- _PROBLEM STATEMENT_: Scan the lines below for the string "контроля" and copy every one that has it.
--- SUPPLIED MATERIAL ---
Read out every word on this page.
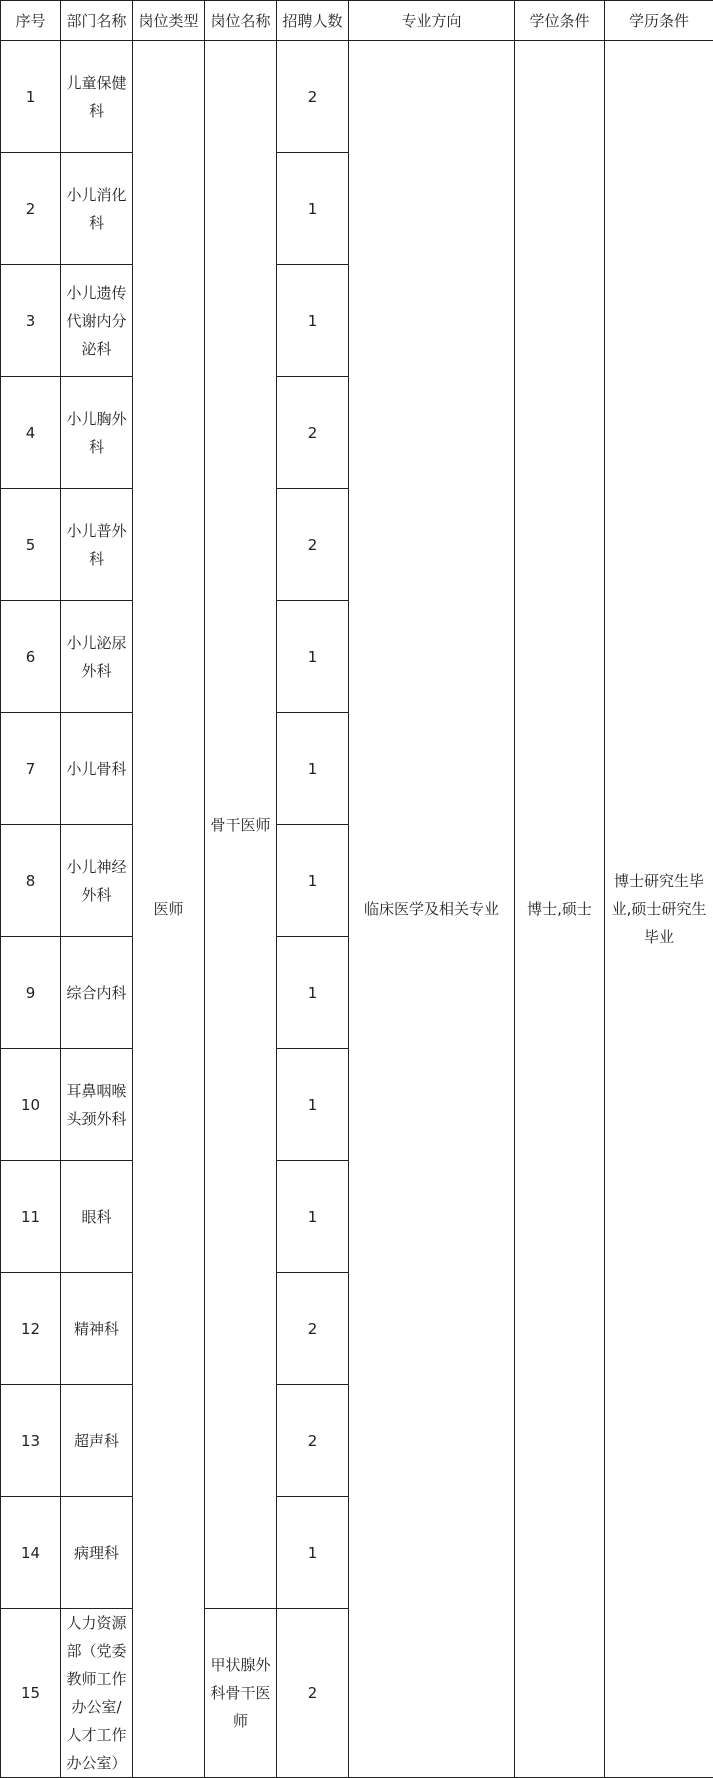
序号	部门名称	岗位类型	岗位名称	招聘人数	专业方向	学位条件	学历条件
1	儿童保健科	医师	骨干医师	2	临床医学及相关专业	博士,硕士	博士研究生毕业,硕士研究生毕业
2	小儿消化科			1			
3	小儿遗传代谢内分泌科			1			
4	小儿胸外科			2			
5	小儿普外科			2			
6	小儿泌尿外科			1			
7	小儿骨科			1			
8	小儿神经外科			1			
9	综合内科			1			
10	耳鼻咽喉头颈外科			1			
11	眼科			1			
12	精神科			2			
13	超声科			2			
14	病理科			1			
15	人力资源部（党委教师工作办公室/人才工作办公室）		甲状腺外科骨干医师	2			
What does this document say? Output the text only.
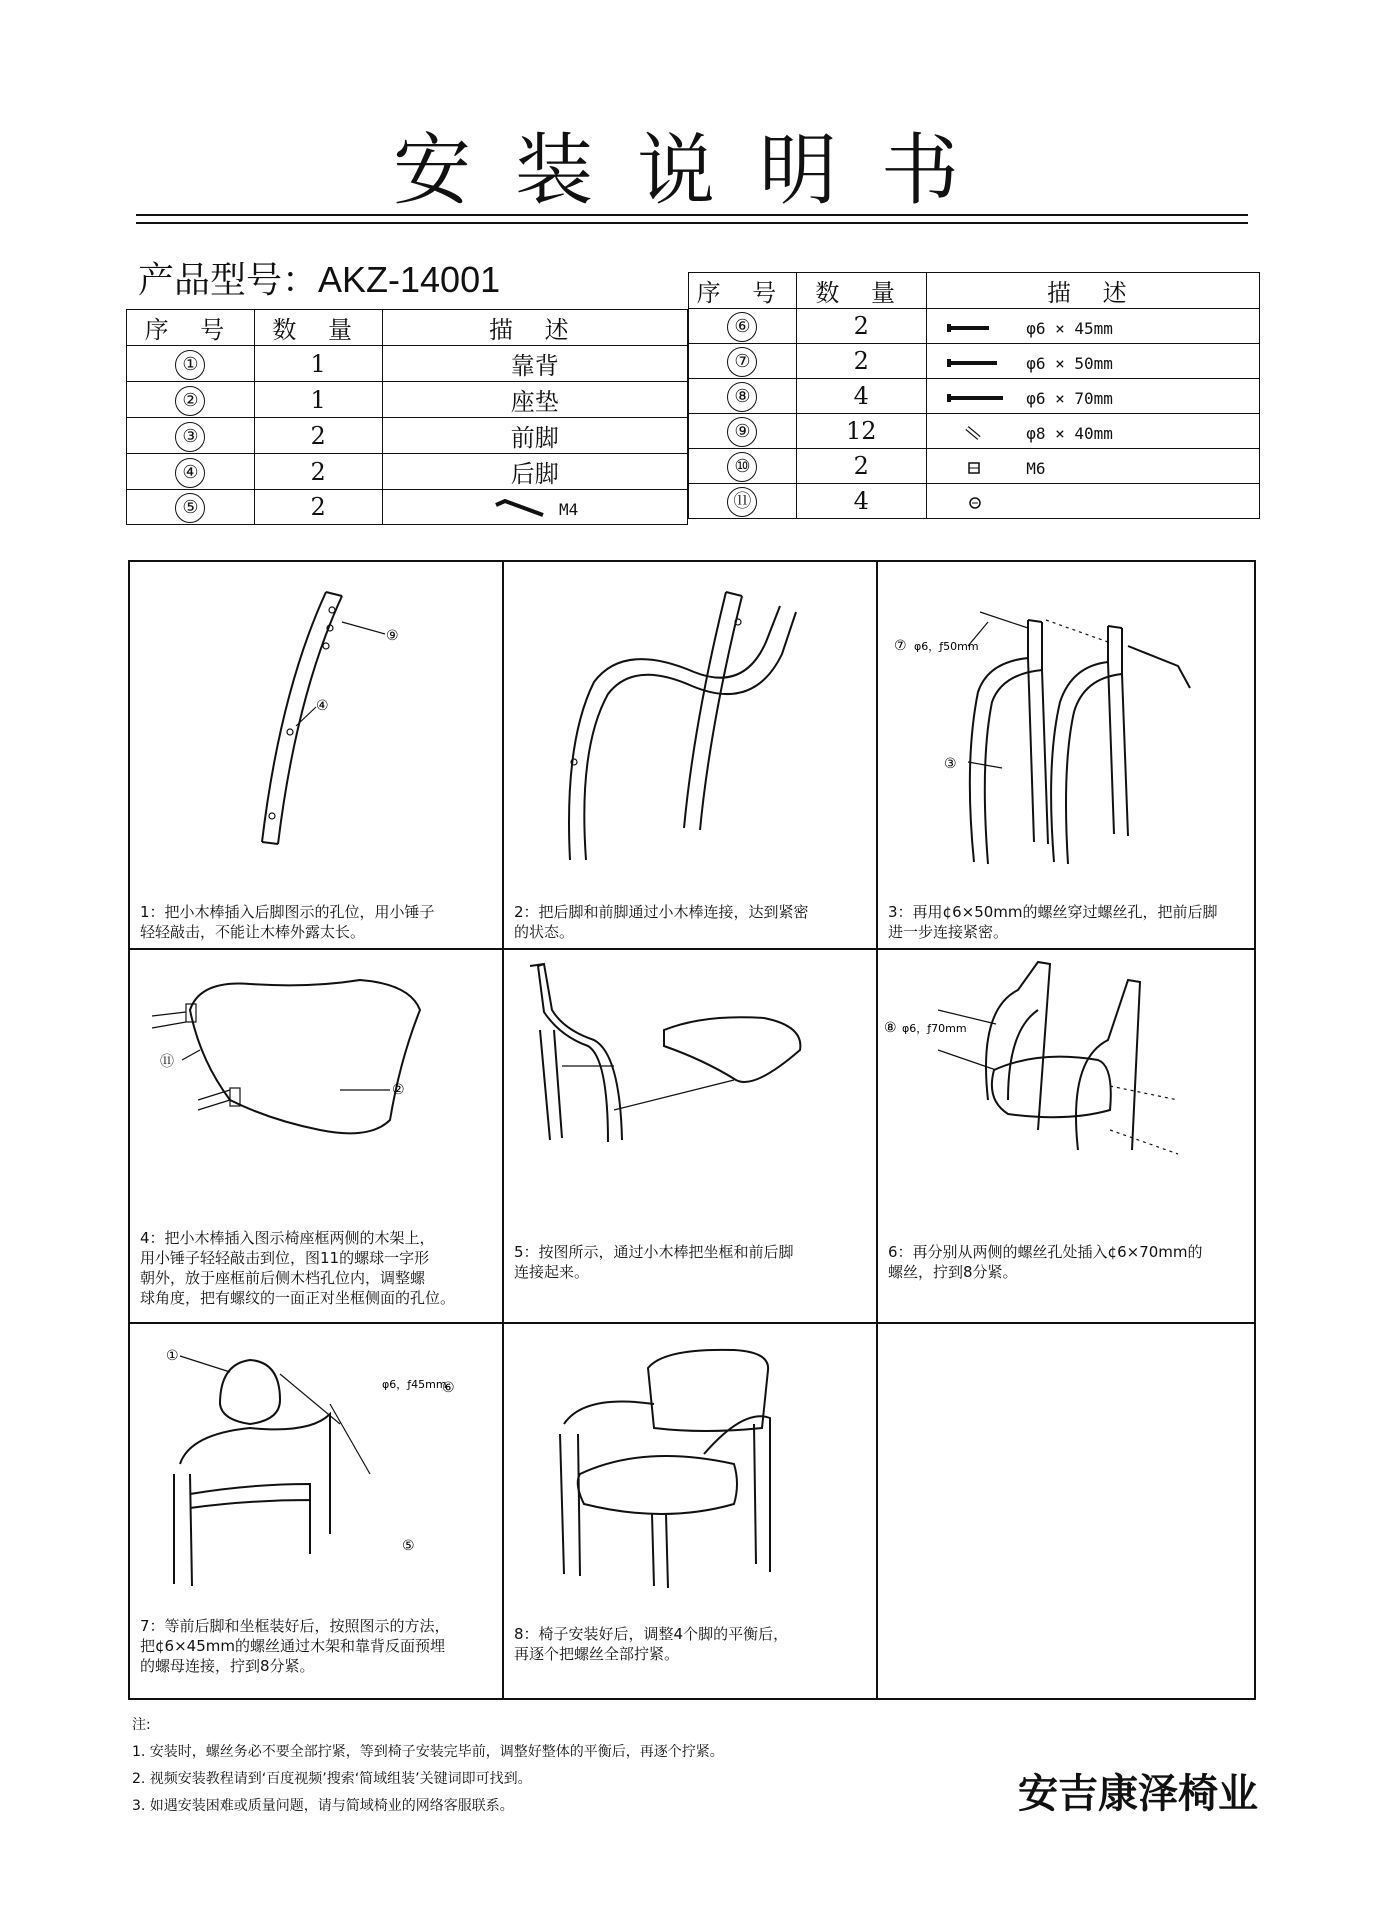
安装说明书
产品型号：AKZ-14001
序 号	数 量	描 述
①	1	靠背
②	1	座垫
③	2	前脚
④	2	后脚
⑤	2	M4
序 号	数 量	描 述
⑥	2	φ6 × 45mm
⑦	2	φ6 × 50mm
⑧	4	φ6 × 70mm
⑨	12	φ8 × 40mm
⑩	2	M6
⑪	4	
⑨
④
1：把小木棒插入后脚图示的孔位，用小锤子
轻轻敲击，不能让木棒外露太长。
2：把后脚和前脚通过小木棒连接，达到紧密
的状态。
⑦ φ6，ƒ50mm
③
3：再用¢6×50mm的螺丝穿过螺丝孔，把前后脚
进一步连接紧密。
⑪
②
4：把小木棒插入图示椅座框两侧的木架上，
用小锤子轻轻敲击到位，图11的螺球一字形
朝外，放于座框前后侧木档孔位内，调整螺
球角度，把有螺纹的一面正对坐框侧面的孔位。
5：按图所示，通过小木棒把坐框和前后脚
连接起来。
⑧ φ6，ƒ70mm
6：再分别从两侧的螺丝孔处插入¢6×70mm的
螺丝，拧到8分紧。
①
φ6，ƒ45mm
⑥
⑤
7：等前后脚和坐框装好后，按照图示的方法，
把¢6×45mm的螺丝通过木架和靠背反面预埋
的螺母连接，拧到8分紧。
8：椅子安装好后，调整4个脚的平衡后，
再逐个把螺丝全部拧紧。
注:
1. 安装时，螺丝务必不要全部拧紧，等到椅子安装完毕前，调整好整体的平衡后，再逐个拧紧。
2. 视频安装教程请到‘百度视频’搜索‘简域组装’关键词即可找到。
3. 如遇安装困难或质量问题，请与简域椅业的网络客服联系。	安吉康泽椅业
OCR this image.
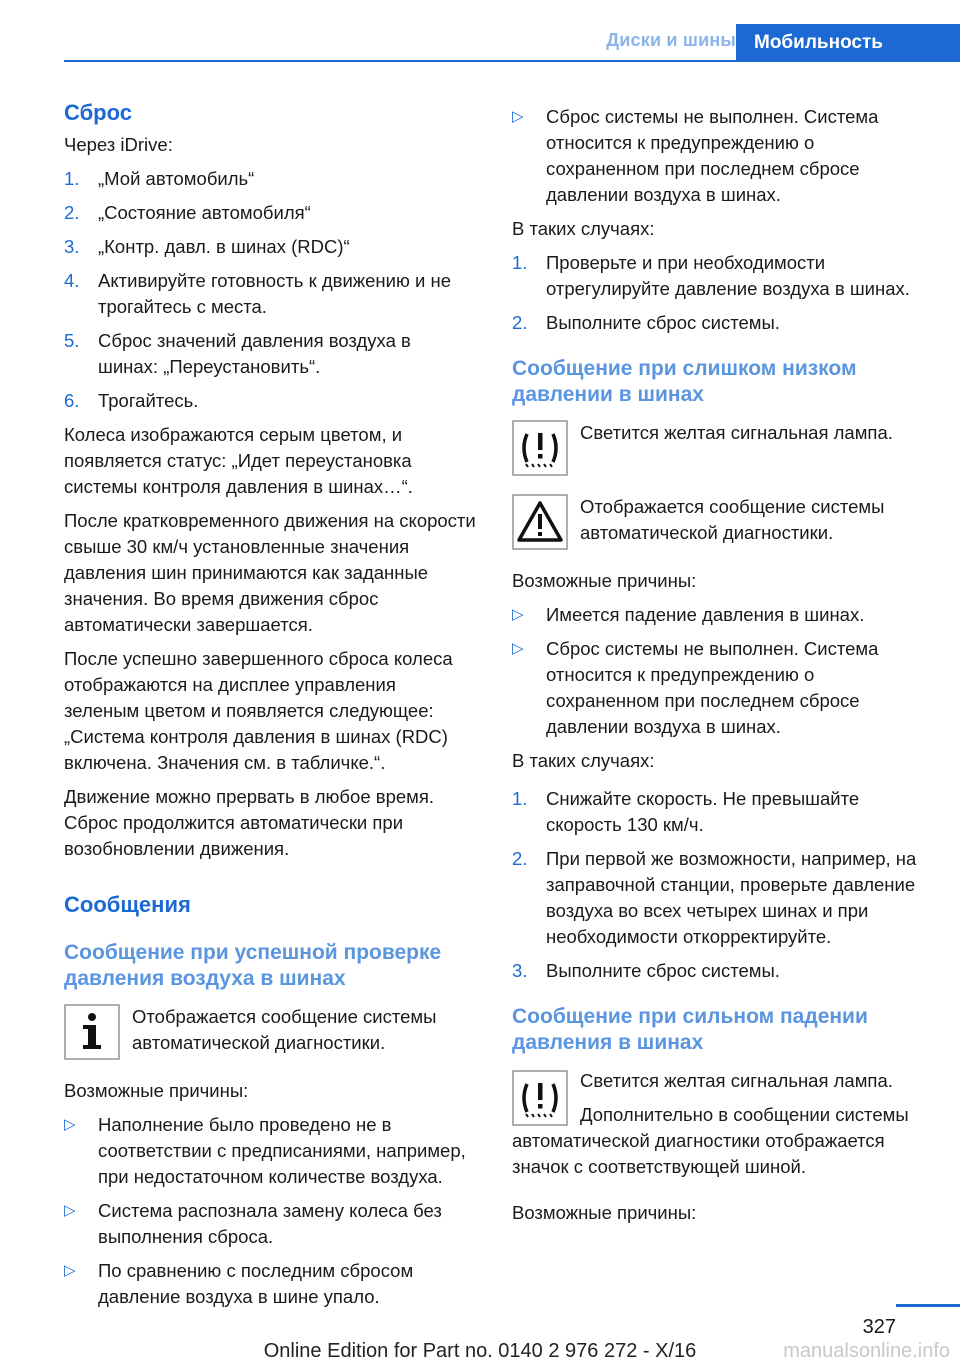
Диски и шины Мобильность
Сброс

Через iDrive:

1.	„Мой автомобиль“
2.	„Состояние автомобиля“
3.	„Контр. давл. в шинах (RDC)“
4.	Активируйте готовность к движению и не трогайтесь с места.
5.	Сброс значений давления воздуха в шинах: „Переустановить“.
6.	Трогайтесь.

Колеса изображаются серым цветом, и появляется статус: „Идет переустановка системы контроля давления в шинах…“.

После кратковременного движения на скорости свыше 30 км/ч установленные значения давления шин принимаются как заданные значения. Во время движения сброс автоматически завершается.

После успешно завершенного сброса колеса отображаются на дисплее управления зеленым цветом и появляется следующее: „Система контроля давления в шинах (RDC) включена. Значения см. в табличке.“.

Движение можно прервать в любое время. Сброс продолжится автоматически при возобновлении движения.

Сообщения
Сообщение при успешной проверке давления воздуха в шинах

Отображается сообщение системы автоматической диагностики.

Возможные причины:

▷	Наполнение было проведено не в соответствии с предписаниями, например, при недостаточном количестве воздуха.
▷	Система распознала замену колеса без выполнения сброса.
▷	По сравнению с последним сбросом давление воздуха в шине упало.
▷	Сброс системы не выполнен. Система относится к предупреждению о сохраненном при последнем сбросе давлении воздуха в шинах.

В таких случаях:

1.	Проверьте и при необходимости отрегулируйте давление воздуха в шинах.
2.	Выполните сброс системы.
Сообщение при слишком низком давлении в шинах

Светится желтая сигнальная лампа.

Отображается сообщение системы автоматической диагностики.

Возможные причины:

▷	Имеется падение давления в шинах.
▷	Сброс системы не выполнен. Система относится к предупреждению о сохраненном при последнем сбросе давлении воздуха в шинах.

В таких случаях:

1.	Снижайте скорость. Не превышайте скорость 130 км/ч.
2.	При первой же возможности, например, на заправочной станции, проверьте давление воздуха во всех четырех шинах и при необходимости откорректируйте.
3.	Выполните сброс системы.
Сообщение при сильном падении давления в шинах

Светится желтая сигнальная лампа.

Дополнительно в сообщении системы автоматической диагностики отображается значок с соответствующей шиной.

Возможные причины:

327
manualsonline.info
Online Edition for Part no. 0140 2 976 272 - X/16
---
- _TASK RESULT_:
Колеса изображаются серым цветом, и появляется статус: „Идет переустановка системы контроля давления в шинах…“.
После успешно завершенного сброса колеса отображаются на дисплее управления зеленым цветом и появляется следующее: „Система контроля давления в шинах (RDC) включена. Значения см. в табличке.“.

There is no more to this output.